◆ **Exercise instructions**
Each line of the data that includes the string "专职安全管理人" is to be copied out.

:: Material shown ::

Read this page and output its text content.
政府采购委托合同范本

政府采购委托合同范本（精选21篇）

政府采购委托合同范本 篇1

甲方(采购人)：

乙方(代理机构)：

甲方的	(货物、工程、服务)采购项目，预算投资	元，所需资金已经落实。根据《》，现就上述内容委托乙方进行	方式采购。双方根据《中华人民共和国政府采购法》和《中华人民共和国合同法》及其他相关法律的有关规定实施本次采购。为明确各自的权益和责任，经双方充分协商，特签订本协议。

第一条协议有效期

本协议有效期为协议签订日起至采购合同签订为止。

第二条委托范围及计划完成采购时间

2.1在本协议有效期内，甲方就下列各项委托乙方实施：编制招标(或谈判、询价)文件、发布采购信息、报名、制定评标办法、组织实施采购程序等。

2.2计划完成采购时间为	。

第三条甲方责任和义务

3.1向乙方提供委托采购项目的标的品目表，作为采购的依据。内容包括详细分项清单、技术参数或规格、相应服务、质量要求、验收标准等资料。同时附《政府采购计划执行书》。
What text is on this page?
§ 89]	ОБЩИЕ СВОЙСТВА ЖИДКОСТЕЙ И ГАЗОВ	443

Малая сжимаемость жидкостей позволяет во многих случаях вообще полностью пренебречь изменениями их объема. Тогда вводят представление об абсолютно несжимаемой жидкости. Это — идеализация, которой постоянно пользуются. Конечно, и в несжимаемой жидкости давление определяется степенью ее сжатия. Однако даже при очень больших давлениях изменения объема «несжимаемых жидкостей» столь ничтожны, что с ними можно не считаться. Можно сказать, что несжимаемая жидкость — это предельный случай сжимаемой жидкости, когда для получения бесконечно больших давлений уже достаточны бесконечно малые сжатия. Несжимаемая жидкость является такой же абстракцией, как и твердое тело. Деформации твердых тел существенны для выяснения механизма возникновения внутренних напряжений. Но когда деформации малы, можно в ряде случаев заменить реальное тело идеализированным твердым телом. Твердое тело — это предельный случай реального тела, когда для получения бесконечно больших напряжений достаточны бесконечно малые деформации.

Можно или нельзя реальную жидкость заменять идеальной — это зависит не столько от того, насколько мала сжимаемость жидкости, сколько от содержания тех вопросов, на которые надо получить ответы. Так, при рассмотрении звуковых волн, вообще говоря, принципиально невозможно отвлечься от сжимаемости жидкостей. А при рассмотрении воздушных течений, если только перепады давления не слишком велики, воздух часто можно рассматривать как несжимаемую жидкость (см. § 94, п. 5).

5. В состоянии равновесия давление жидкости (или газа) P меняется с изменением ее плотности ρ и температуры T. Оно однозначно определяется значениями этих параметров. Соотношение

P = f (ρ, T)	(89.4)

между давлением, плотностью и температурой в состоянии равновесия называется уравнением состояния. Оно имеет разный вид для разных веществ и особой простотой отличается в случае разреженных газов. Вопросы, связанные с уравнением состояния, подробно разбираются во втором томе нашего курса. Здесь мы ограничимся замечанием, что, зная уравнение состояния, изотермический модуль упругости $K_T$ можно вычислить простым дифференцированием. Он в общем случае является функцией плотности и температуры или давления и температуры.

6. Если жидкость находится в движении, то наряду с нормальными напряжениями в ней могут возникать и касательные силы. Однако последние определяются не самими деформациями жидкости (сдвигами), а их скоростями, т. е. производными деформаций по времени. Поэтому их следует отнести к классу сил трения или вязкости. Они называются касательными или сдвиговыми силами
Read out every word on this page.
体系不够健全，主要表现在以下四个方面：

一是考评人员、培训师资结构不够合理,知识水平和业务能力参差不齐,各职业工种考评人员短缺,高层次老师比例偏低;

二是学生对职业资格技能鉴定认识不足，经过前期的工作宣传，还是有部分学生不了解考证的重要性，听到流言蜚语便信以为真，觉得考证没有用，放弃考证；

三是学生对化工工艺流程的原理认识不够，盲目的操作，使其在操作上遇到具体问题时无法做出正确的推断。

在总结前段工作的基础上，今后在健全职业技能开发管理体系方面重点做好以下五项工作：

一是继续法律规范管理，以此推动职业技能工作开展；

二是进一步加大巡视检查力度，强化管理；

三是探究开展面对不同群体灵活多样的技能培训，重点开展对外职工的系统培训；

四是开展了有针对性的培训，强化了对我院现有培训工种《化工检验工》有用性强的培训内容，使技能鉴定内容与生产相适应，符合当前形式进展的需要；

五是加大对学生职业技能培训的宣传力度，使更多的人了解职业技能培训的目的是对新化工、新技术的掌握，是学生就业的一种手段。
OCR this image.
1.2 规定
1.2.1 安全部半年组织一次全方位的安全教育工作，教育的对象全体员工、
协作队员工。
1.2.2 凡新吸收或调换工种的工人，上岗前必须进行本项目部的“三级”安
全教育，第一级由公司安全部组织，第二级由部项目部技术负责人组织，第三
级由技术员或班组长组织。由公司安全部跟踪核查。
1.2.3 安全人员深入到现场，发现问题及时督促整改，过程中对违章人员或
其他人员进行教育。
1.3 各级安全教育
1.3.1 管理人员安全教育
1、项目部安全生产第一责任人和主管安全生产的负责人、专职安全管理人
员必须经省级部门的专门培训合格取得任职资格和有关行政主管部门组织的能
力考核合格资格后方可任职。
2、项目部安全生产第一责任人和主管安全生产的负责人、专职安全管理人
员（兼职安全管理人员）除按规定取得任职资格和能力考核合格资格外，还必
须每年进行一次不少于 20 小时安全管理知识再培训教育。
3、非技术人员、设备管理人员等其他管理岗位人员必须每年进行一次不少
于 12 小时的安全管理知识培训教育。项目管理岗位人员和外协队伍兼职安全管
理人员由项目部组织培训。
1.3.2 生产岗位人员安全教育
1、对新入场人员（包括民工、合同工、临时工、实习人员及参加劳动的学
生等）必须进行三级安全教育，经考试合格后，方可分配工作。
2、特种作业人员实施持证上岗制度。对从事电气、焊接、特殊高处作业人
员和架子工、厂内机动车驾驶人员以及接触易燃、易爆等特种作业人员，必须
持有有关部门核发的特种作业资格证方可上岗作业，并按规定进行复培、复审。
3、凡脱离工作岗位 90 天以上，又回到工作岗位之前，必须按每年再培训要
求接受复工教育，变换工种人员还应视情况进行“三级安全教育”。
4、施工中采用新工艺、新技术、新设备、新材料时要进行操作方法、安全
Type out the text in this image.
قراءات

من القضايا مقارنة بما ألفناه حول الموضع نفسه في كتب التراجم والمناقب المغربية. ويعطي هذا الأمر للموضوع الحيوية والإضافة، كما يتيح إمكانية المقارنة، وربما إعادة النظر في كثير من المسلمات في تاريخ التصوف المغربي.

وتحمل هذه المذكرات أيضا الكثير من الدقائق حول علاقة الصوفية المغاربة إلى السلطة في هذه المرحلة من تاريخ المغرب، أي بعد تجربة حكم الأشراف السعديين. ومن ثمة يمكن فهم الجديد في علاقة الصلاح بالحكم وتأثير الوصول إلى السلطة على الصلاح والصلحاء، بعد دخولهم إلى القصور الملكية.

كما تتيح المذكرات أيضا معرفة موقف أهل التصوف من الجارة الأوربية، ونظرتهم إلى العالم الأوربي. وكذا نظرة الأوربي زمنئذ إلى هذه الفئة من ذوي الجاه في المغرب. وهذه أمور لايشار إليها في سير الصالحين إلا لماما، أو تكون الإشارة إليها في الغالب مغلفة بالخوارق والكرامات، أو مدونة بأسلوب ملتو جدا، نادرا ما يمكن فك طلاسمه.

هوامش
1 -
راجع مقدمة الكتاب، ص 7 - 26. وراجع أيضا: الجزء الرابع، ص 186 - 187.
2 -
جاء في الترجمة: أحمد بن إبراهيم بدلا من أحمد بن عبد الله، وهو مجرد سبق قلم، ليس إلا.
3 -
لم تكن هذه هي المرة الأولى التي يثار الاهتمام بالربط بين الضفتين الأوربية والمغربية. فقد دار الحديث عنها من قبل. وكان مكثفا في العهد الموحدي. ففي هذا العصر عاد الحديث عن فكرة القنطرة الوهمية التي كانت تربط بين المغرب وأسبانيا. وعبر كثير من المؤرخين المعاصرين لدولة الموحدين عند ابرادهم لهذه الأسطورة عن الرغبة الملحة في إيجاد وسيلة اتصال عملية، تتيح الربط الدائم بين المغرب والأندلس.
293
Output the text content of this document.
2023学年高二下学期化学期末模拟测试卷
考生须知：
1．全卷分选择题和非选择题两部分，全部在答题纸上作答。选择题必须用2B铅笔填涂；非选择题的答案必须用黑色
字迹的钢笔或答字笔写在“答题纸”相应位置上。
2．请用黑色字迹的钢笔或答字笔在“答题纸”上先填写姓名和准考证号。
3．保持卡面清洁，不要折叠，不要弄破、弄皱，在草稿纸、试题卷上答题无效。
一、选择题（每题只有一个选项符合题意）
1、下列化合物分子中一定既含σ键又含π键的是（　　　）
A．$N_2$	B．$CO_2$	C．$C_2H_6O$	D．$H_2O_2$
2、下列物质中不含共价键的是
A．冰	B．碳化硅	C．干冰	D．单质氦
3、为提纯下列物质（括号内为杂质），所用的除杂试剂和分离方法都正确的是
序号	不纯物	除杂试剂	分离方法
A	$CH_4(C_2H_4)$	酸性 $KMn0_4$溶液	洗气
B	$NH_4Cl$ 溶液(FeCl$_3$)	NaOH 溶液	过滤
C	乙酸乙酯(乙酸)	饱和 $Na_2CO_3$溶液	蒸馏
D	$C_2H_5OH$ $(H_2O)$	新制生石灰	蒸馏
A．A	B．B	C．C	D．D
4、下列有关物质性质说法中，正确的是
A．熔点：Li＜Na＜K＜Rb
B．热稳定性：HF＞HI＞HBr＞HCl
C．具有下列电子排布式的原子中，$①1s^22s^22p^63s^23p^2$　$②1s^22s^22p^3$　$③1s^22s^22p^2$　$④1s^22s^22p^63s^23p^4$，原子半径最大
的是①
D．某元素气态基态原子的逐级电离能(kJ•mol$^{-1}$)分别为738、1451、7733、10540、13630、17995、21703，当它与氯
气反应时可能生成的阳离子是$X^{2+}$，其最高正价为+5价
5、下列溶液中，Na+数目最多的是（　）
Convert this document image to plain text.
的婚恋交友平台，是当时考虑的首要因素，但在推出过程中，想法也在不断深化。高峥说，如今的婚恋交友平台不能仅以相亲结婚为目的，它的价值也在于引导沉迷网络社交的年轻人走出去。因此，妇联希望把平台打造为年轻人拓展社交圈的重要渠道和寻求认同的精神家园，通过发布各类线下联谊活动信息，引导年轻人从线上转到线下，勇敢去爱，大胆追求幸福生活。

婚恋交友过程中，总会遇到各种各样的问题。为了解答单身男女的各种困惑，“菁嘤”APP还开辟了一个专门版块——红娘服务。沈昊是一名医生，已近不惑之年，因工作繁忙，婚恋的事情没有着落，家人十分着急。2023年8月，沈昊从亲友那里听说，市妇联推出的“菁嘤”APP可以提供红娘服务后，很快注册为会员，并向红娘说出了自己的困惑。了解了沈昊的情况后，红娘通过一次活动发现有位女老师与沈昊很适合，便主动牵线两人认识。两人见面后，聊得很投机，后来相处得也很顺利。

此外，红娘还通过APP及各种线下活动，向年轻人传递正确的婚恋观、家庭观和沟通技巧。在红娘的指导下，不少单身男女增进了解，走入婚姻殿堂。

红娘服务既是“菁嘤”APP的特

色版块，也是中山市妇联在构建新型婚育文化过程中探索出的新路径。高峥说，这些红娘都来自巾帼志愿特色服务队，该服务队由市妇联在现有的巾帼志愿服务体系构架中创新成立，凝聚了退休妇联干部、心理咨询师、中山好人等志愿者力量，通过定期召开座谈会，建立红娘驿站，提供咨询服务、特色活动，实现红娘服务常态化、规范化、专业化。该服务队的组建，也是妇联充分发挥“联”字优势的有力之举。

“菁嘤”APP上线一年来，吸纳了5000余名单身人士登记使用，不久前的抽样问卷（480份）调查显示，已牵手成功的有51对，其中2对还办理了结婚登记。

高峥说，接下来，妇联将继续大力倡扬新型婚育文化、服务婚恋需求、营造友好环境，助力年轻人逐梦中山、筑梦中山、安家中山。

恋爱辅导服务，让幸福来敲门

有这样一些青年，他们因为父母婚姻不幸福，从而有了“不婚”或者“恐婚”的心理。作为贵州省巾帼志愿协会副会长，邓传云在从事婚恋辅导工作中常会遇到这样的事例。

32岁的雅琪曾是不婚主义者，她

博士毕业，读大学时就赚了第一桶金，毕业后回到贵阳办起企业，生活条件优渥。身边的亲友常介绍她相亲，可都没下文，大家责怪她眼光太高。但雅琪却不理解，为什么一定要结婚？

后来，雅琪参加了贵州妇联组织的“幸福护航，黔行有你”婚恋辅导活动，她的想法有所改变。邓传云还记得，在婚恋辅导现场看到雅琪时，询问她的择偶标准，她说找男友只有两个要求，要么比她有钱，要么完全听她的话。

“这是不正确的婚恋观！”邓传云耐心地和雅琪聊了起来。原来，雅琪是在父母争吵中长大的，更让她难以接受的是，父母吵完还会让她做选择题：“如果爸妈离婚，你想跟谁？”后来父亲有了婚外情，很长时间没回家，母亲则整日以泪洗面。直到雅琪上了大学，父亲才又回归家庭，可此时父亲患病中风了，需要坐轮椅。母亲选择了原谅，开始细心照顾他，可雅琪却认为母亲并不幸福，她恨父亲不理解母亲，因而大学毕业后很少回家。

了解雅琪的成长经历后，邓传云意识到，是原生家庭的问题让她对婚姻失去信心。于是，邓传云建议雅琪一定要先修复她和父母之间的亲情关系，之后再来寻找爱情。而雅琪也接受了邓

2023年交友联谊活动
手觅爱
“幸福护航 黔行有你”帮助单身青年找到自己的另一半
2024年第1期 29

:::

◆ **Response to this exercise**
1、项目部安全生产第一责任人和主管安全生产的负责人、专职安全管理人
2、项目部安全生产第一责任人和主管安全生产的负责人、专职安全管理人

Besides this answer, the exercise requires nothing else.